What you have to do: Work out how many lines of the data hold the string "screenshot", and reply with that number alone.

--

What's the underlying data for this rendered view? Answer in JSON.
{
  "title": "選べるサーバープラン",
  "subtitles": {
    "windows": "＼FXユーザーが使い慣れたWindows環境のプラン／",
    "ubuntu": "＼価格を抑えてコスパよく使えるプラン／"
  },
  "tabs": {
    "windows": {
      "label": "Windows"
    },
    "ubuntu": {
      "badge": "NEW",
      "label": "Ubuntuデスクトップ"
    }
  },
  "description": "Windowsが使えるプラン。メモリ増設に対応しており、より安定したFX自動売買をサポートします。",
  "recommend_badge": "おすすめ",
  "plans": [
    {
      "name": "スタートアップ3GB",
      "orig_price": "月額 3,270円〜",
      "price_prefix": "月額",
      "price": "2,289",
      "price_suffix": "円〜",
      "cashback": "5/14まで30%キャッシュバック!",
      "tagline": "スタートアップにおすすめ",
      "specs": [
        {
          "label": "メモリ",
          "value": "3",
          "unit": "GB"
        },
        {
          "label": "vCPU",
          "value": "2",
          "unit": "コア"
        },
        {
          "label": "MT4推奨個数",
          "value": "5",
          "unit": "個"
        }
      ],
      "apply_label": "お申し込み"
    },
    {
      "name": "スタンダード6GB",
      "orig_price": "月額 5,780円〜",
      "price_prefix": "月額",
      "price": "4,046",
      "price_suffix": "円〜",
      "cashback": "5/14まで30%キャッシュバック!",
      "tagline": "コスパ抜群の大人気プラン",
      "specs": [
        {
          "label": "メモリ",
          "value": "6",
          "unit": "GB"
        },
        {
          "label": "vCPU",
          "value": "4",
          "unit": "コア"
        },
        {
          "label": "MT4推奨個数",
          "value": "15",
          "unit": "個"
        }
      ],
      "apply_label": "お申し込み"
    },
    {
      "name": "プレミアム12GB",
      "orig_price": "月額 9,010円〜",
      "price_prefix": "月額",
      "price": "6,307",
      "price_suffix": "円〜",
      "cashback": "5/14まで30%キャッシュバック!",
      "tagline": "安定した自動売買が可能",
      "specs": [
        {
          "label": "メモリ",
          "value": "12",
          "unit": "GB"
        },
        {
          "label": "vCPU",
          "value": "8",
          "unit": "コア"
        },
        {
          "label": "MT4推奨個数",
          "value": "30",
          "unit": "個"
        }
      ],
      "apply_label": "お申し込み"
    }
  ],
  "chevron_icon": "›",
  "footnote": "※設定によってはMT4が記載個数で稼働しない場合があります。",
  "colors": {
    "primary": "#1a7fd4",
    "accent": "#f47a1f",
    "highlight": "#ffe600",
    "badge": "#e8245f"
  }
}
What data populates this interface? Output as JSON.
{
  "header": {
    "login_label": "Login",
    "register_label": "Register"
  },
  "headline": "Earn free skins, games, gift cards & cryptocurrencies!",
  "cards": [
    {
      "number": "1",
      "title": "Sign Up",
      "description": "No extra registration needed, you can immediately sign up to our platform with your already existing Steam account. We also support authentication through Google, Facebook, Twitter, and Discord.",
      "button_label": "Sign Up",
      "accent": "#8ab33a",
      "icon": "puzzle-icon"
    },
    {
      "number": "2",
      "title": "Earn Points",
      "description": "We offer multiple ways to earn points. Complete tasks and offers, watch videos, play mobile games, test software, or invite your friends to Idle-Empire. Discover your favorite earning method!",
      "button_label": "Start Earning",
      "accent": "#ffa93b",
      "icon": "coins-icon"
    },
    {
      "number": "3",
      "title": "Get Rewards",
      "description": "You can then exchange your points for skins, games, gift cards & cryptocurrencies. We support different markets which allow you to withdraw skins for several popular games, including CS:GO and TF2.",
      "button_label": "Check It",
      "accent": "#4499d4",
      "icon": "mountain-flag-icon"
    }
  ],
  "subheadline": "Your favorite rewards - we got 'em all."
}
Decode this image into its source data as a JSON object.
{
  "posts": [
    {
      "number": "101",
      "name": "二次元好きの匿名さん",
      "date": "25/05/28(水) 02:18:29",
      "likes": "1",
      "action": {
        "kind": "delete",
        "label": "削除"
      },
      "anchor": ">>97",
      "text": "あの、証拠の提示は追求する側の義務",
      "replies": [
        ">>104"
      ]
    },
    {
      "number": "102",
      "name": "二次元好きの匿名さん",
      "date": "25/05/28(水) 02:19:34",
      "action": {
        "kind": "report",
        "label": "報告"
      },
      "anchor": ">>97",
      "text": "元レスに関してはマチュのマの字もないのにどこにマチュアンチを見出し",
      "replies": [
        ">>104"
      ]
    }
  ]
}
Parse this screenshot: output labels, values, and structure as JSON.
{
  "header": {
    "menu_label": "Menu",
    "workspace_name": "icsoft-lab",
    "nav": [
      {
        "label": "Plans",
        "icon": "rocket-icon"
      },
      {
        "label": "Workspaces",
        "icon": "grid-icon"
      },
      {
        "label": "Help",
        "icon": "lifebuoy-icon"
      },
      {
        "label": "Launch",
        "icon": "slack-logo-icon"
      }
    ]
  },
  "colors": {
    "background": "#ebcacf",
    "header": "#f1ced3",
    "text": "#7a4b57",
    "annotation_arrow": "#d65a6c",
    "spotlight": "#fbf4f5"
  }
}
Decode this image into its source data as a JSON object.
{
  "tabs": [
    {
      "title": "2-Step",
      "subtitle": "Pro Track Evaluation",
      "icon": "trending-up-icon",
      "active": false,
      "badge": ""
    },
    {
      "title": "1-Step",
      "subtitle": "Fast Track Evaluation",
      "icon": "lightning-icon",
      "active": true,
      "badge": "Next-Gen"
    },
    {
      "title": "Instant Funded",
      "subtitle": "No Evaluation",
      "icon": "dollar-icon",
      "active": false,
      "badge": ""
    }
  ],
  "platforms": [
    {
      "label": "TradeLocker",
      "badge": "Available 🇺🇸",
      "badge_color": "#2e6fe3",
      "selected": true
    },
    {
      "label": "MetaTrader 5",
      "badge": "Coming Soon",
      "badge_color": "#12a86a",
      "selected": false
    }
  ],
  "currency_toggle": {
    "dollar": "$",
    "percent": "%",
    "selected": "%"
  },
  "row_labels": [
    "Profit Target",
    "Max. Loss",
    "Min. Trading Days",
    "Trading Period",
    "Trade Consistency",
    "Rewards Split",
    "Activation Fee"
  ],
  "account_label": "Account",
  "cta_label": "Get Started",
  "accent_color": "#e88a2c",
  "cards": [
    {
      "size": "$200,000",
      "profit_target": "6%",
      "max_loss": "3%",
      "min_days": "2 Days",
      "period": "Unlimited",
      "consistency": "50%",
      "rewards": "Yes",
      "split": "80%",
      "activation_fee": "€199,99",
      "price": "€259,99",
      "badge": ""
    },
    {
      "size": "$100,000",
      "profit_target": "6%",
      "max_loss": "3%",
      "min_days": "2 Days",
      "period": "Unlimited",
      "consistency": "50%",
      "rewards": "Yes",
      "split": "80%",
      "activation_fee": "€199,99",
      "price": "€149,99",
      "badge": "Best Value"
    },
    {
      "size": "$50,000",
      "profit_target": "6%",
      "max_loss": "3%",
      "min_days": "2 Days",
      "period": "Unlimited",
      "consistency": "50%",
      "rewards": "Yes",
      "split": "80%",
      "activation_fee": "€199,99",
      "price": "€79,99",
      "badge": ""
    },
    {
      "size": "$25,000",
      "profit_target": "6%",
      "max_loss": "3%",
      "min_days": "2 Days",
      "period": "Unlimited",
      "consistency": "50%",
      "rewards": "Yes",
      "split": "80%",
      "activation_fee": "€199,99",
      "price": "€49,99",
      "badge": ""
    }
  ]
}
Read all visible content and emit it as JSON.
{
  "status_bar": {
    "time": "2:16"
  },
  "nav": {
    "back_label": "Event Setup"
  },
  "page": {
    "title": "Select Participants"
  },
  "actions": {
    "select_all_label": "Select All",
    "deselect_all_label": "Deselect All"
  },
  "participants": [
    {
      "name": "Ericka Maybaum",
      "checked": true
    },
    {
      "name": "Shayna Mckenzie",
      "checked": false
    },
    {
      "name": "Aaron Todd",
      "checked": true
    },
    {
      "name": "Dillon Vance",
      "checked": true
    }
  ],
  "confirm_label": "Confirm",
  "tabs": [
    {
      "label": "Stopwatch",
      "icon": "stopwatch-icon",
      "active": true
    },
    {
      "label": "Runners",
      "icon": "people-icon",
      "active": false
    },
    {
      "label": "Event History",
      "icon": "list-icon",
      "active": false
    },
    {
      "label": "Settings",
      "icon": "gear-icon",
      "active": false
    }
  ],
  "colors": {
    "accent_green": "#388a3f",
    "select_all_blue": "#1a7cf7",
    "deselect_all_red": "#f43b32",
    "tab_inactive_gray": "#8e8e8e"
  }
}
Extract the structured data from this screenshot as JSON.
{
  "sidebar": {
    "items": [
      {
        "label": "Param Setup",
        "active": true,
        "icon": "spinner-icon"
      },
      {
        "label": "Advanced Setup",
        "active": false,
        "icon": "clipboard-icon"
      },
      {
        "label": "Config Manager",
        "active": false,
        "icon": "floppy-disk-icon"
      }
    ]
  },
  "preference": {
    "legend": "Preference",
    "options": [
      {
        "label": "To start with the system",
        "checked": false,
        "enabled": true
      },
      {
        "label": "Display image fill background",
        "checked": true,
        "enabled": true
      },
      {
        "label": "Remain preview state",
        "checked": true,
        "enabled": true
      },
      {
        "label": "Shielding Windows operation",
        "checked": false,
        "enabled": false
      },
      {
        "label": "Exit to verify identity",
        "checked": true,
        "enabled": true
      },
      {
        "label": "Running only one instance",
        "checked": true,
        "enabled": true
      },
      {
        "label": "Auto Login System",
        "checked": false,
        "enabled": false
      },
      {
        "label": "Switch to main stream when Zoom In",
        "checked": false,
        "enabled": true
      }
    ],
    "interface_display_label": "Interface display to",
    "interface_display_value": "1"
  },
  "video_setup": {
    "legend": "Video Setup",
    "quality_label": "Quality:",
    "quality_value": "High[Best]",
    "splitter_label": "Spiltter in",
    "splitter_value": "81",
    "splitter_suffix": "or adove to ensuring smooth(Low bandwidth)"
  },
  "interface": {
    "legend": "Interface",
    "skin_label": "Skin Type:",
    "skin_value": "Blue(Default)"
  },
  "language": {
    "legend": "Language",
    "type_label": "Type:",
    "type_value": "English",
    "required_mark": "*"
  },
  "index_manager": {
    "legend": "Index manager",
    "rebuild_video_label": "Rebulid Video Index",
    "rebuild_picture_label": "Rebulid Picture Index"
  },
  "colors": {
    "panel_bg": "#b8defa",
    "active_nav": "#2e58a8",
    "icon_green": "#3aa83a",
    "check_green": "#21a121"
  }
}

--

Task solution: 2